## Short task:
Print out every line, exactly as written.

───── Data supplied

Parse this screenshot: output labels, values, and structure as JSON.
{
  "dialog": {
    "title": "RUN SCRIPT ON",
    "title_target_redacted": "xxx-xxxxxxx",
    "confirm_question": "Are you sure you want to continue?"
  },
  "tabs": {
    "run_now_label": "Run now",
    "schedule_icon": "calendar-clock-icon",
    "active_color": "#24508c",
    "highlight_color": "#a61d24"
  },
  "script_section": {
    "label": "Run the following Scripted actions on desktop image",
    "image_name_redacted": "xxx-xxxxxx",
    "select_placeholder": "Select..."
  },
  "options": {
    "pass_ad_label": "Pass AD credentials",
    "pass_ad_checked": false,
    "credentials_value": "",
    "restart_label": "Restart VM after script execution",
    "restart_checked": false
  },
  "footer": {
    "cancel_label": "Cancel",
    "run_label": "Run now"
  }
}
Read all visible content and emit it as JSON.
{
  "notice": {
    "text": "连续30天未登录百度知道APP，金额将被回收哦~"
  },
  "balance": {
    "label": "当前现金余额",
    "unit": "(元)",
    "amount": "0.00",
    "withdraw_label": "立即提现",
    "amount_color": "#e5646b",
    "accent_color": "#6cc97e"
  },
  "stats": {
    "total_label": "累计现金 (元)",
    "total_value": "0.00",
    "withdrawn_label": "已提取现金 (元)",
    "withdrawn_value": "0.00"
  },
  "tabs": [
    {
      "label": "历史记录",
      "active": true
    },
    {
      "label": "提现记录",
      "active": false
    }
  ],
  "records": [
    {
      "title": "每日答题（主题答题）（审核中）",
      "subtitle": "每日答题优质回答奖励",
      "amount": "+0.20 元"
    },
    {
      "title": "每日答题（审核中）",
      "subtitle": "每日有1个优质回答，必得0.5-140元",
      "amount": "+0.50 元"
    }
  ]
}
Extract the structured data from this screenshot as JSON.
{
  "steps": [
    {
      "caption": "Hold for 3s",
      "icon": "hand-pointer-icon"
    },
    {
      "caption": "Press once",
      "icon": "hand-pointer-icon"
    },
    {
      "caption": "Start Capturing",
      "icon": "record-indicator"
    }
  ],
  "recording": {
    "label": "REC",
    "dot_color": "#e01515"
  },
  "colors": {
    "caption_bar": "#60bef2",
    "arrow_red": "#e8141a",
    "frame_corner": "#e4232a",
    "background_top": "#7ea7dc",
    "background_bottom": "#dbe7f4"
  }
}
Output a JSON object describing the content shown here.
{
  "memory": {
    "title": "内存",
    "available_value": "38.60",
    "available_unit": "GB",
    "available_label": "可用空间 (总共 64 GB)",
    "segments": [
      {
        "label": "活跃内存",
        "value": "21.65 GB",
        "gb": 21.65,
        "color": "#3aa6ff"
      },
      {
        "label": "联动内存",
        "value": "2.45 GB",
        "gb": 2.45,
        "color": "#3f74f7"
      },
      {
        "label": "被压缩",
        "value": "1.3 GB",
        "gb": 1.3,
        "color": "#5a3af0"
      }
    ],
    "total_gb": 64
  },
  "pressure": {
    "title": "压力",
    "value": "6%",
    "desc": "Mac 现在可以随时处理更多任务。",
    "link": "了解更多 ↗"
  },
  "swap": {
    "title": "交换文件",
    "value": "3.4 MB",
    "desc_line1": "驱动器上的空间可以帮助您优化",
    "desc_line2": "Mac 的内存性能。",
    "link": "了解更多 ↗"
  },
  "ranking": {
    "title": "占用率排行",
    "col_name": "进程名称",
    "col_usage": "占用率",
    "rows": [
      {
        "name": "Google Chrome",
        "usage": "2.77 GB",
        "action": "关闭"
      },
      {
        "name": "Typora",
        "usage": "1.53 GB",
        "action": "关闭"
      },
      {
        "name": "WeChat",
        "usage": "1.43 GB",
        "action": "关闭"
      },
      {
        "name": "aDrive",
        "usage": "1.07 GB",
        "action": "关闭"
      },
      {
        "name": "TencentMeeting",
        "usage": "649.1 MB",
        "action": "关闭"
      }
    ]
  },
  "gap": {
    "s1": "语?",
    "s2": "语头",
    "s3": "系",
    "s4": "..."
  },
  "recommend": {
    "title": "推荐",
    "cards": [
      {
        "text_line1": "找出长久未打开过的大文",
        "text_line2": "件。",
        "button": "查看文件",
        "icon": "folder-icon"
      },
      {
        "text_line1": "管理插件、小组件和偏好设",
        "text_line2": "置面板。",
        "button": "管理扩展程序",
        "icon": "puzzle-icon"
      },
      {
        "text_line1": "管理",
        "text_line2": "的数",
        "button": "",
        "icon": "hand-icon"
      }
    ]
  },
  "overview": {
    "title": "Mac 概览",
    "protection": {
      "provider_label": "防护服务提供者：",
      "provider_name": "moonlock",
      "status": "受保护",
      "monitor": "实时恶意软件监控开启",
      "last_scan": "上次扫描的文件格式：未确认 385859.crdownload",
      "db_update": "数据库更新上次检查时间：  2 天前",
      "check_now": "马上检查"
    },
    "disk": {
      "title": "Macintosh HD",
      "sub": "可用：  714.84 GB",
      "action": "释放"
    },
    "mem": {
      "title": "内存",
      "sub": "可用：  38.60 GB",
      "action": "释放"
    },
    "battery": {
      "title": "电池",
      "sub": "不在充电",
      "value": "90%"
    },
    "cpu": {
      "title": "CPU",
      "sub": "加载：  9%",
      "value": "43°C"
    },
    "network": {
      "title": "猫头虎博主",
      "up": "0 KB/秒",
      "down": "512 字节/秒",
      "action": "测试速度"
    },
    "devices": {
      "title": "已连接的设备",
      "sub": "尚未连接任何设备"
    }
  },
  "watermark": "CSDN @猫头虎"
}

──────────

## Full answer:
Parse this screenshot: output labels, values, and structure as JSON.
{
  "dialog": {
    "title": "RUN SCRIPT ON",
    "title_target_redacted": "xxx-xxxxxxx",
    "confirm_question": "Are you sure you want to continue?"
  },
  "tabs": {
    "run_now_label": "Run now",
    "schedule_icon": "calendar-clock-icon",
    "active_color": "#24508c",
    "highlight_color": "#a61d24"
  },
  "script_section": {
    "label": "Run the following Scripted actions on desktop image",
    "image_name_redacted": "xxx-xxxxxx",
    "select_placeholder": "Select..."
  },
  "options": {
    "pass_ad_label": "Pass AD credentials",
    "pass_ad_checked": false,
    "credentials_value": "",
    "restart_label": "Restart VM after script execution",
    "restart_checked": false
  },
  "footer": {
    "cancel_label": "Cancel",
    "run_label": "Run now"
  }
}
Read all visible content and emit it as JSON.
{
  "notice": {
    "text": "连续30天未登录百度知道APP，金额将被回收哦~"
  },
  "balance": {
    "label": "当前现金余额",
    "unit": "(元)",
    "amount": "0.00",
    "withdraw_label": "立即提现",
    "amount_color": "#e5646b",
    "accent_color": "#6cc97e"
  },
  "stats": {
    "total_label": "累计现金 (元)",
    "total_value": "0.00",
    "withdrawn_label": "已提取现金 (元)",
    "withdrawn_value": "0.00"
  },
  "tabs": [
    {
      "label": "历史记录",
      "active": true
    },
    {
      "label": "提现记录",
      "active": false
    }
  ],
  "records": [
    {
      "title": "每日答题（主题答题）（审核中）",
      "subtitle": "每日答题优质回答奖励",
      "amount": "+0.20 元"
    },
    {
      "title": "每日答题（审核中）",
      "subtitle": "每日有1个优质回答，必得0.5-140元",
      "amount": "+0.50 元"
    }
  ]
}
Extract the structured data from this screenshot as JSON.
{
  "steps": [
    {
      "caption": "Hold for 3s",
      "icon": "hand-pointer-icon"
    },
    {
      "caption": "Press once",
      "icon": "hand-pointer-icon"
    },
    {
      "caption": "Start Capturing",
      "icon": "record-indicator"
    }
  ],
  "recording": {
    "label": "REC",
    "dot_color": "#e01515"
  },
  "colors": {
    "caption_bar": "#60bef2",
    "arrow_red": "#e8141a",
    "frame_corner": "#e4232a",
    "background_top": "#7ea7dc",
    "background_bottom": "#dbe7f4"
  }
}
Output a JSON object describing the content shown here.
{
  "memory": {
    "title": "内存",
    "available_value": "38.60",
    "available_unit": "GB",
    "available_label": "可用空间 (总共 64 GB)",
    "segments": [
      {
        "label": "活跃内存",
        "value": "21.65 GB",
        "gb": 21.65,
        "color": "#3aa6ff"
      },
      {
        "label": "联动内存",
        "value": "2.45 GB",
        "gb": 2.45,
        "color": "#3f74f7"
      },
      {
        "label": "被压缩",
        "value": "1.3 GB",
        "gb": 1.3,
        "color": "#5a3af0"
      }
    ],
    "total_gb": 64
  },
  "pressure": {
    "title": "压力",
    "value": "6%",
    "desc": "Mac 现在可以随时处理更多任务。",
    "link": "了解更多 ↗"
  },
  "swap": {
    "title": "交换文件",
    "value": "3.4 MB",
    "desc_line1": "驱动器上的空间可以帮助您优化",
    "desc_line2": "Mac 的内存性能。",
    "link": "了解更多 ↗"
  },
  "ranking": {
    "title": "占用率排行",
    "col_name": "进程名称",
    "col_usage": "占用率",
    "rows": [
      {
        "name": "Google Chrome",
        "usage": "2.77 GB",
        "action": "关闭"
      },
      {
        "name": "Typora",
        "usage": "1.53 GB",
        "action": "关闭"
      },
      {
        "name": "WeChat",
        "usage": "1.43 GB",
        "action": "关闭"
      },
      {
        "name": "aDrive",
        "usage": "1.07 GB",
        "action": "关闭"
      },
      {
        "name": "TencentMeeting",
        "usage": "649.1 MB",
        "action": "关闭"
      }
    ]
  },
  "gap": {
    "s1": "语?",
    "s2": "语头",
    "s3": "系",
    "s4": "..."
  },
  "recommend": {
    "title": "推荐",
    "cards": [
      {
        "text_line1": "找出长久未打开过的大文",
        "text_line2": "件。",
        "button": "查看文件",
        "icon": "folder-icon"
      },
      {
        "text_line1": "管理插件、小组件和偏好设",
        "text_line2": "置面板。",
        "button": "管理扩展程序",
        "icon": "puzzle-icon"
      },
      {
        "text_line1": "管理",
        "text_line2": "的数",
        "button": "",
        "icon": "hand-icon"
      }
    ]
  },
  "overview": {
    "title": "Mac 概览",
    "protection": {
      "provider_label": "防护服务提供者：",
      "provider_name": "moonlock",
      "status": "受保护",
      "monitor": "实时恶意软件监控开启",
      "last_scan": "上次扫描的文件格式：未确认 385859.crdownload",
      "db_update": "数据库更新上次检查时间：  2 天前",
      "check_now": "马上检查"
    },
    "disk": {
      "title": "Macintosh HD",
      "sub": "可用：  714.84 GB",
      "action": "释放"
    },
    "mem": {
      "title": "内存",
      "sub": "可用：  38.60 GB",
      "action": "释放"
    },
    "battery": {
      "title": "电池",
      "sub": "不在充电",
      "value": "90%"
    },
    "cpu": {
      "title": "CPU",
      "sub": "加载：  9%",
      "value": "43°C"
    },
    "network": {
      "title": "猫头虎博主",
      "up": "0 KB/秒",
      "down": "512 字节/秒",
      "action": "测试速度"
    },
    "devices": {
      "title": "已连接的设备",
      "sub": "尚未连接任何设备"
    }
  },
  "watermark": "CSDN @猫头虎"
}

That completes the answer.